Excerpt from a dataset
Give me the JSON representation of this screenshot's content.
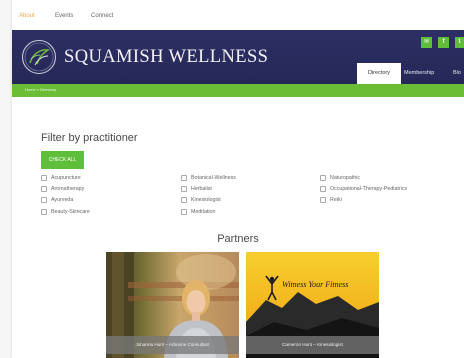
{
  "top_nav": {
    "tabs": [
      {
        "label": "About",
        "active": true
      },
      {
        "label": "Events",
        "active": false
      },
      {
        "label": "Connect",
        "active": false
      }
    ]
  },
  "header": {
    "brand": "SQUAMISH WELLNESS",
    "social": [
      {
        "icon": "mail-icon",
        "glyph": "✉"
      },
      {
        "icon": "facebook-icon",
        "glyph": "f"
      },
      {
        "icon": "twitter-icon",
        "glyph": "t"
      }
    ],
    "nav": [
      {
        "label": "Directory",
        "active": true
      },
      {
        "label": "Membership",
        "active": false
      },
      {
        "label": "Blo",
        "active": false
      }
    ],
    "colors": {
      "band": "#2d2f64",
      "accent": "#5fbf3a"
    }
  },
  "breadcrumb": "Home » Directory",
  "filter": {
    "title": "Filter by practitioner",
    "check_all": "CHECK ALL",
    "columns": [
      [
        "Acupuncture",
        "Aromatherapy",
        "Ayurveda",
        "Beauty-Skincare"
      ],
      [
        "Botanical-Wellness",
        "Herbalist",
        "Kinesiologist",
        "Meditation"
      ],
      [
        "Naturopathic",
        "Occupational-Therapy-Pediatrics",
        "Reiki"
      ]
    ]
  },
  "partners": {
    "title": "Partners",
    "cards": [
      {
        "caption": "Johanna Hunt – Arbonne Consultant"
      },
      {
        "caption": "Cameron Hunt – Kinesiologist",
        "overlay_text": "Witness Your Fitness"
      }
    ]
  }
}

◆ **What the task asks**:
Quote each entry above verbatim and drop the pictures.

◆ **The answer**:
Give me the JSON representation of this screenshot's content.
{
  "top_nav": {
    "tabs": [
      {
        "label": "About",
        "active": true
      },
      {
        "label": "Events",
        "active": false
      },
      {
        "label": "Connect",
        "active": false
      }
    ]
  },
  "header": {
    "brand": "SQUAMISH WELLNESS",
    "social": [
      {
        "icon": "mail-icon",
        "glyph": "✉"
      },
      {
        "icon": "facebook-icon",
        "glyph": "f"
      },
      {
        "icon": "twitter-icon",
        "glyph": "t"
      }
    ],
    "nav": [
      {
        "label": "Directory",
        "active": true
      },
      {
        "label": "Membership",
        "active": false
      },
      {
        "label": "Blo",
        "active": false
      }
    ],
    "colors": {
      "band": "#2d2f64",
      "accent": "#5fbf3a"
    }
  },
  "breadcrumb": "Home » Directory",
  "filter": {
    "title": "Filter by practitioner",
    "check_all": "CHECK ALL",
    "columns": [
      [
        "Acupuncture",
        "Aromatherapy",
        "Ayurveda",
        "Beauty-Skincare"
      ],
      [
        "Botanical-Wellness",
        "Herbalist",
        "Kinesiologist",
        "Meditation"
      ],
      [
        "Naturopathic",
        "Occupational-Therapy-Pediatrics",
        "Reiki"
      ]
    ]
  },
  "partners": {
    "title": "Partners",
    "cards": [
      {
        "caption": "Johanna Hunt – Arbonne Consultant"
      },
      {
        "caption": "Cameron Hunt – Kinesiologist",
        "overlay_text": "Witness Your Fitness"
      }
    ]
  }
}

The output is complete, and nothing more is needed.